[WHAT IS REQUIRED]: Write out all of the entries that follow, word for word, but skip the pictures.
begin
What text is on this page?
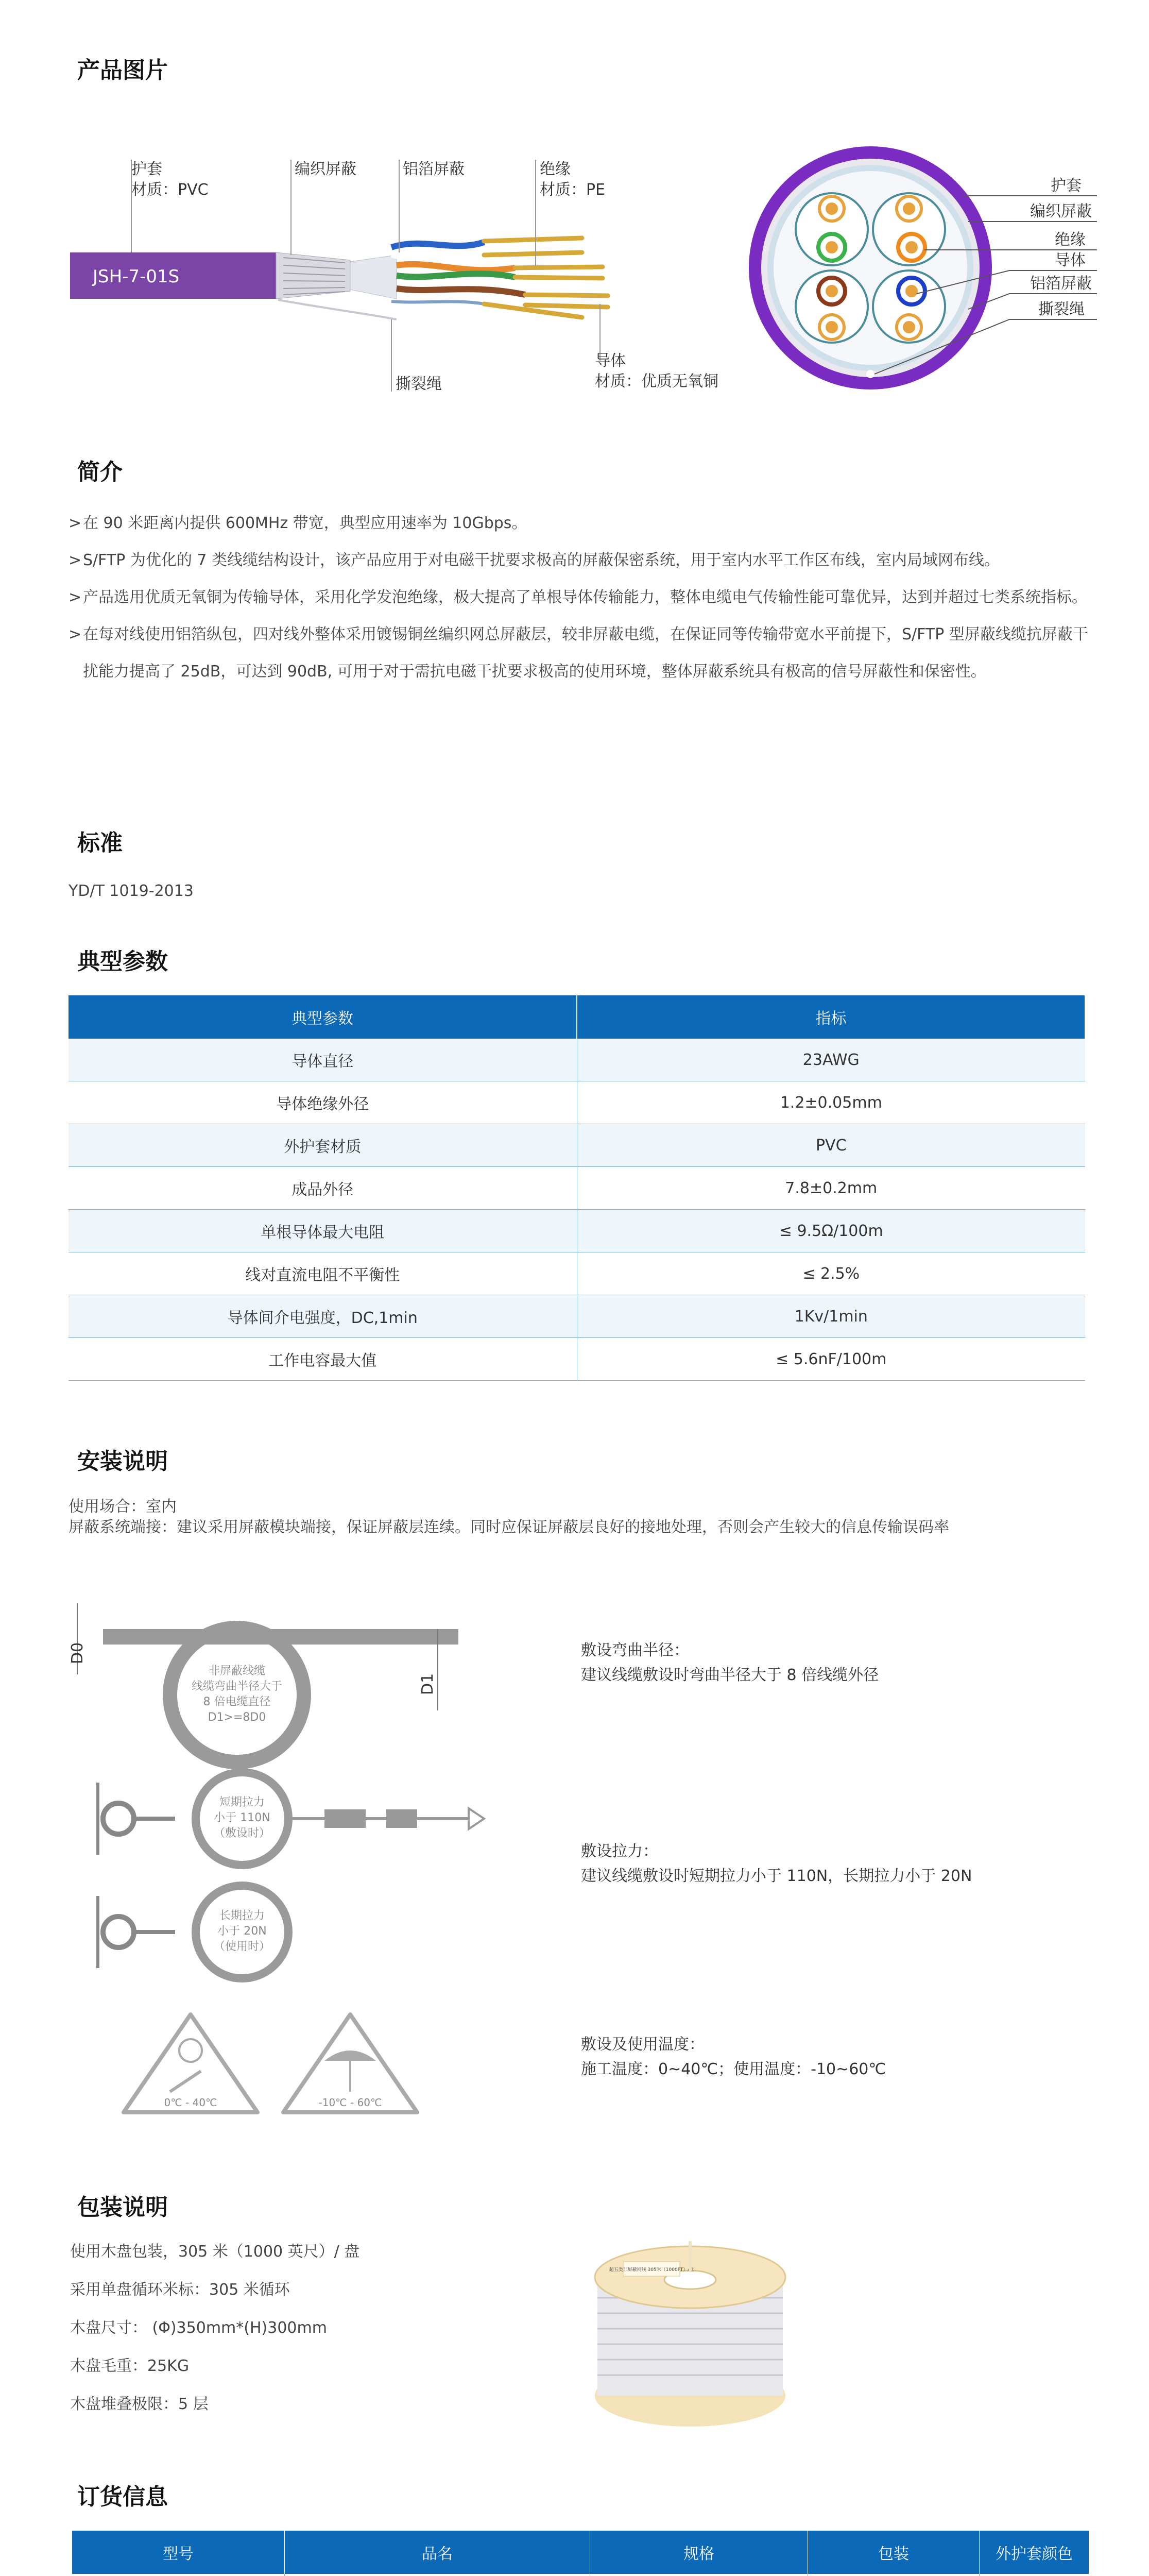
产品图片
JSH-7-01S
护套
材质：PVC
编织屏蔽	铝箔屏蔽	绝缘
材质：PE
撕裂绳
导体
材质：优质无氧铜
护套
编织屏蔽
绝缘
导体
铝箔屏蔽
撕裂绳
简介
> 在 90 米距离内提供 600MHz 带宽，典型应用速率为 10Gbps。
> S/FTP 为优化的 7 类线缆结构设计，该产品应用于对电磁干扰要求极高的屏蔽保密系统，用于室内水平工作区布线，室内局域网布线。
> 产品选用优质无氧铜为传输导体，采用化学发泡绝缘，极大提高了单根导体传输能力，整体电缆电气传输性能可靠优异，达到并超过七类系统指标。
> 在每对线使用铝箔纵包，四对线外整体采用镀锡铜丝编织网总屏蔽层，较非屏蔽电缆，在保证同等传输带宽水平前提下，S/FTP 型屏蔽线缆抗屏蔽干扰能力提高了 25dB，可达到 90dB, 可用于对于需抗电磁干扰要求极高的使用环境，整体屏蔽系统具有极高的信号屏蔽性和保密性。
标准
YD/T 1019-2013
典型参数
典型参数	指标
导体直径	23AWG
导体绝缘外径	1.2±0.05mm
外护套材质	PVC
成品外径	7.8±0.2mm
单根导体最大电阻	≤ 9.5Ω/100m
线对直流电阻不平衡性	≤ 2.5%
导体间介电强度，DC,1min	1Kv/1min
工作电容最大值	≤ 5.6nF/100m
安装说明
使用场合：室内
屏蔽系统端接：建议采用屏蔽模块端接，保证屏蔽层连续。同时应保证屏蔽层良好的接地处理，否则会产生较大的信息传输误码率
D0
D1
非屏蔽线缆
线缆弯曲半径大于
8 倍电缆直径
D1>=8D0
短期拉力
小于 110N
（敷设时）
长期拉力
小于 20N
（使用时）
0℃ - 40℃	-10℃ - 60℃
敷设弯曲半径：
建议线缆敷设时弯曲半径大于 8 倍线缆外径
敷设拉力：
建议线缆敷设时短期拉力小于 110N，长期拉力小于 20N
敷设及使用温度：
施工温度：0~40℃；使用温度：-10~60℃
包装说明
使用木盘包装，305 米（1000 英尺）/ 盘
采用单盘循环米标：305 米循环
木盘尺寸： (Φ)350mm*(H)300mm
木盘毛重：25KG
木盘堆叠极限：5 层
超五类非屏蔽网线 305米（1000FT）/盘
订货信息
型号	品名	规格	包装	外护套颜色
end
[EXERCISE RESULT]:
What text is on this page?
产品图片
JSH-7-01S
护套
材质：PVC
编织屏蔽	铝箔屏蔽	绝缘
材质：PE
撕裂绳
导体
材质：优质无氧铜
护套
编织屏蔽
绝缘
导体
铝箔屏蔽
撕裂绳
简介
> 在 90 米距离内提供 600MHz 带宽，典型应用速率为 10Gbps。
> S/FTP 为优化的 7 类线缆结构设计，该产品应用于对电磁干扰要求极高的屏蔽保密系统，用于室内水平工作区布线，室内局域网布线。
> 产品选用优质无氧铜为传输导体，采用化学发泡绝缘，极大提高了单根导体传输能力，整体电缆电气传输性能可靠优异，达到并超过七类系统指标。
> 在每对线使用铝箔纵包，四对线外整体采用镀锡铜丝编织网总屏蔽层，较非屏蔽电缆，在保证同等传输带宽水平前提下，S/FTP 型屏蔽线缆抗屏蔽干扰能力提高了 25dB，可达到 90dB, 可用于对于需抗电磁干扰要求极高的使用环境，整体屏蔽系统具有极高的信号屏蔽性和保密性。
标准
YD/T 1019-2013
典型参数
典型参数	指标
导体直径	23AWG
导体绝缘外径	1.2±0.05mm
外护套材质	PVC
成品外径	7.8±0.2mm
单根导体最大电阻	≤ 9.5Ω/100m
线对直流电阻不平衡性	≤ 2.5%
导体间介电强度，DC,1min	1Kv/1min
工作电容最大值	≤ 5.6nF/100m
安装说明
使用场合：室内
屏蔽系统端接：建议采用屏蔽模块端接，保证屏蔽层连续。同时应保证屏蔽层良好的接地处理，否则会产生较大的信息传输误码率
D0
D1
非屏蔽线缆
线缆弯曲半径大于
8 倍电缆直径
D1>=8D0
短期拉力
小于 110N
（敷设时）
长期拉力
小于 20N
（使用时）
0℃ - 40℃	-10℃ - 60℃
敷设弯曲半径：
建议线缆敷设时弯曲半径大于 8 倍线缆外径
敷设拉力：
建议线缆敷设时短期拉力小于 110N，长期拉力小于 20N
敷设及使用温度：
施工温度：0~40℃；使用温度：-10~60℃
包装说明
使用木盘包装，305 米（1000 英尺）/ 盘
采用单盘循环米标：305 米循环
木盘尺寸： (Φ)350mm*(H)300mm
木盘毛重：25KG
木盘堆叠极限：5 层
超五类非屏蔽网线 305米（1000FT）/盘
订货信息
型号	品名	规格	包装	外护套颜色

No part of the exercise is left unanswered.